Given problem: Using the data below, copy each line that includes the word "color".

[start Material supplied]

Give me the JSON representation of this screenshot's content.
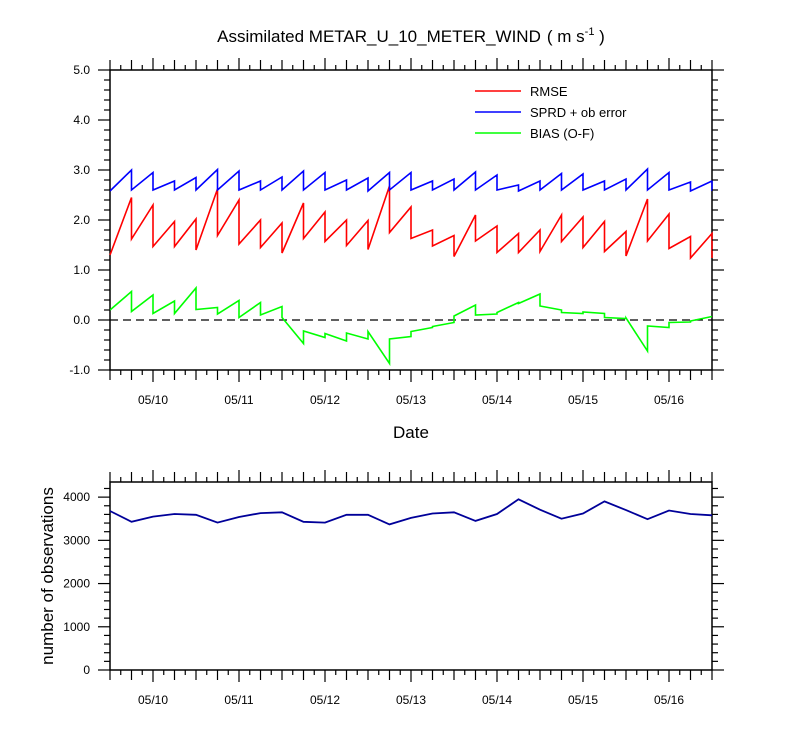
{
  "chart_data": [
    {
      "type": "line",
      "title": "Assimilated METAR_U_10_METER_WIND",
      "title_units": "( m s",
      "title_units_exp": "-1",
      "title_units_close": " )",
      "xlabel": "Date",
      "ylabel": "",
      "x_tick_labels": [
        "05/10",
        "05/11",
        "05/12",
        "05/13",
        "05/14",
        "05/15",
        "05/16"
      ],
      "y_tick_labels": [
        "-1.0",
        "0.0",
        "1.0",
        "2.0",
        "3.0",
        "4.0",
        "5.0"
      ],
      "ylim": [
        -1.0,
        5.0
      ],
      "xlim_days": [
        9.5,
        16.5
      ],
      "zero_line": true,
      "legend_position": "top-right",
      "series": [
        {
          "name": "RMSE",
          "color": "#ff0000",
          "cycles": [
            {
              "day": 9.5,
              "prior": 1.3,
              "posterior": 1.3
            },
            {
              "day": 9.75,
              "prior": 2.45,
              "posterior": 1.62
            },
            {
              "day": 10.0,
              "prior": 2.3,
              "posterior": 1.47
            },
            {
              "day": 10.25,
              "prior": 1.97,
              "posterior": 1.47
            },
            {
              "day": 10.5,
              "prior": 2.02,
              "posterior": 1.4
            },
            {
              "day": 10.75,
              "prior": 2.62,
              "posterior": 1.69
            },
            {
              "day": 11.0,
              "prior": 2.4,
              "posterior": 1.52
            },
            {
              "day": 11.25,
              "prior": 2.0,
              "posterior": 1.45
            },
            {
              "day": 11.5,
              "prior": 1.94,
              "posterior": 1.34
            },
            {
              "day": 11.75,
              "prior": 2.34,
              "posterior": 1.63
            },
            {
              "day": 12.0,
              "prior": 2.16,
              "posterior": 1.57
            },
            {
              "day": 12.25,
              "prior": 2.0,
              "posterior": 1.49
            },
            {
              "day": 12.5,
              "prior": 1.99,
              "posterior": 1.41
            },
            {
              "day": 12.75,
              "prior": 2.68,
              "posterior": 1.75
            },
            {
              "day": 13.0,
              "prior": 2.26,
              "posterior": 1.63
            },
            {
              "day": 13.25,
              "prior": 1.8,
              "posterior": 1.48
            },
            {
              "day": 13.5,
              "prior": 1.69,
              "posterior": 1.27
            },
            {
              "day": 13.75,
              "prior": 2.1,
              "posterior": 1.58
            },
            {
              "day": 14.0,
              "prior": 1.88,
              "posterior": 1.35
            },
            {
              "day": 14.25,
              "prior": 1.73,
              "posterior": 1.35
            },
            {
              "day": 14.5,
              "prior": 1.8,
              "posterior": 1.37
            },
            {
              "day": 14.75,
              "prior": 2.1,
              "posterior": 1.57
            },
            {
              "day": 15.0,
              "prior": 2.06,
              "posterior": 1.45
            },
            {
              "day": 15.25,
              "prior": 1.97,
              "posterior": 1.37
            },
            {
              "day": 15.5,
              "prior": 1.77,
              "posterior": 1.28
            },
            {
              "day": 15.75,
              "prior": 2.42,
              "posterior": 1.58
            },
            {
              "day": 16.0,
              "prior": 2.12,
              "posterior": 1.43
            },
            {
              "day": 16.25,
              "prior": 1.67,
              "posterior": 1.24
            },
            {
              "day": 16.5,
              "prior": 1.73,
              "posterior": 1.24
            }
          ]
        },
        {
          "name": "SPRD + ob error",
          "color": "#0000ff",
          "cycles": [
            {
              "day": 9.5,
              "prior": 2.58,
              "posterior": 2.58
            },
            {
              "day": 9.75,
              "prior": 3.0,
              "posterior": 2.6
            },
            {
              "day": 10.0,
              "prior": 2.95,
              "posterior": 2.6
            },
            {
              "day": 10.25,
              "prior": 2.78,
              "posterior": 2.6
            },
            {
              "day": 10.5,
              "prior": 2.85,
              "posterior": 2.6
            },
            {
              "day": 10.75,
              "prior": 3.01,
              "posterior": 2.6
            },
            {
              "day": 11.0,
              "prior": 2.98,
              "posterior": 2.6
            },
            {
              "day": 11.25,
              "prior": 2.78,
              "posterior": 2.6
            },
            {
              "day": 11.5,
              "prior": 2.86,
              "posterior": 2.6
            },
            {
              "day": 11.75,
              "prior": 2.98,
              "posterior": 2.6
            },
            {
              "day": 12.0,
              "prior": 2.95,
              "posterior": 2.6
            },
            {
              "day": 12.25,
              "prior": 2.8,
              "posterior": 2.6
            },
            {
              "day": 12.5,
              "prior": 2.84,
              "posterior": 2.58
            },
            {
              "day": 12.75,
              "prior": 2.95,
              "posterior": 2.6
            },
            {
              "day": 13.0,
              "prior": 2.95,
              "posterior": 2.6
            },
            {
              "day": 13.25,
              "prior": 2.78,
              "posterior": 2.6
            },
            {
              "day": 13.5,
              "prior": 2.82,
              "posterior": 2.6
            },
            {
              "day": 13.75,
              "prior": 2.96,
              "posterior": 2.6
            },
            {
              "day": 14.0,
              "prior": 2.9,
              "posterior": 2.6
            },
            {
              "day": 14.25,
              "prior": 2.7,
              "posterior": 2.58
            },
            {
              "day": 14.5,
              "prior": 2.78,
              "posterior": 2.6
            },
            {
              "day": 14.75,
              "prior": 2.93,
              "posterior": 2.6
            },
            {
              "day": 15.0,
              "prior": 2.92,
              "posterior": 2.6
            },
            {
              "day": 15.25,
              "prior": 2.78,
              "posterior": 2.6
            },
            {
              "day": 15.5,
              "prior": 2.82,
              "posterior": 2.6
            },
            {
              "day": 15.75,
              "prior": 3.02,
              "posterior": 2.6
            },
            {
              "day": 16.0,
              "prior": 2.95,
              "posterior": 2.6
            },
            {
              "day": 16.25,
              "prior": 2.76,
              "posterior": 2.58
            },
            {
              "day": 16.5,
              "prior": 2.78,
              "posterior": 2.58
            }
          ]
        },
        {
          "name": "BIAS (O-F)",
          "color": "#00ff00",
          "cycles": [
            {
              "day": 9.5,
              "prior": 0.2,
              "posterior": 0.2
            },
            {
              "day": 9.75,
              "prior": 0.57,
              "posterior": 0.17
            },
            {
              "day": 10.0,
              "prior": 0.5,
              "posterior": 0.13
            },
            {
              "day": 10.25,
              "prior": 0.38,
              "posterior": 0.13
            },
            {
              "day": 10.5,
              "prior": 0.64,
              "posterior": 0.21
            },
            {
              "day": 10.75,
              "prior": 0.25,
              "posterior": 0.12
            },
            {
              "day": 11.0,
              "prior": 0.39,
              "posterior": 0.05
            },
            {
              "day": 11.25,
              "prior": 0.35,
              "posterior": 0.1
            },
            {
              "day": 11.5,
              "prior": 0.27,
              "posterior": 0.05
            },
            {
              "day": 11.75,
              "prior": -0.47,
              "posterior": -0.22
            },
            {
              "day": 12.0,
              "prior": -0.35,
              "posterior": -0.27
            },
            {
              "day": 12.25,
              "prior": -0.42,
              "posterior": -0.26
            },
            {
              "day": 12.5,
              "prior": -0.38,
              "posterior": -0.23
            },
            {
              "day": 12.75,
              "prior": -0.87,
              "posterior": -0.38
            },
            {
              "day": 13.0,
              "prior": -0.33,
              "posterior": -0.23
            },
            {
              "day": 13.25,
              "prior": -0.15,
              "posterior": -0.13
            },
            {
              "day": 13.5,
              "prior": -0.05,
              "posterior": 0.08
            },
            {
              "day": 13.75,
              "prior": 0.3,
              "posterior": 0.1
            },
            {
              "day": 14.0,
              "prior": 0.12,
              "posterior": 0.15
            },
            {
              "day": 14.25,
              "prior": 0.35,
              "posterior": 0.33
            },
            {
              "day": 14.5,
              "prior": 0.52,
              "posterior": 0.28
            },
            {
              "day": 14.75,
              "prior": 0.2,
              "posterior": 0.15
            },
            {
              "day": 15.0,
              "prior": 0.13,
              "posterior": 0.16
            },
            {
              "day": 15.25,
              "prior": 0.13,
              "posterior": 0.05
            },
            {
              "day": 15.5,
              "prior": 0.03,
              "posterior": 0.04
            },
            {
              "day": 15.75,
              "prior": -0.62,
              "posterior": -0.12
            },
            {
              "day": 16.0,
              "prior": -0.15,
              "posterior": -0.05
            },
            {
              "day": 16.25,
              "prior": -0.04,
              "posterior": -0.02
            },
            {
              "day": 16.5,
              "prior": 0.07,
              "posterior": 0.07
            }
          ]
        }
      ]
    },
    {
      "type": "line",
      "title": "",
      "xlabel": "",
      "ylabel": "number of observations",
      "x_tick_labels": [
        "05/10",
        "05/11",
        "05/12",
        "05/13",
        "05/14",
        "05/15",
        "05/16"
      ],
      "y_tick_labels": [
        "0",
        "1000",
        "2000",
        "3000",
        "4000"
      ],
      "ylim": [
        0,
        4350
      ],
      "xlim_days": [
        9.5,
        16.5
      ],
      "series": [
        {
          "name": "",
          "color": "#000099",
          "x": [
            9.5,
            9.75,
            10.0,
            10.25,
            10.5,
            10.75,
            11.0,
            11.25,
            11.5,
            11.75,
            12.0,
            12.25,
            12.5,
            12.75,
            13.0,
            13.25,
            13.5,
            13.75,
            14.0,
            14.25,
            14.5,
            14.75,
            15.0,
            15.25,
            15.5,
            15.75,
            16.0,
            16.25,
            16.5
          ],
          "values": [
            3680,
            3430,
            3550,
            3610,
            3590,
            3410,
            3540,
            3630,
            3650,
            3430,
            3410,
            3590,
            3590,
            3370,
            3520,
            3620,
            3650,
            3450,
            3610,
            3950,
            3710,
            3500,
            3620,
            3900,
            3700,
            3490,
            3690,
            3610,
            3580
          ]
        }
      ]
    }
  ]
}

[end Material supplied]

Answer:
          "color": "#ff0000",
          "color": "#0000ff",
          "color": "#00ff00",
          "color": "#000099",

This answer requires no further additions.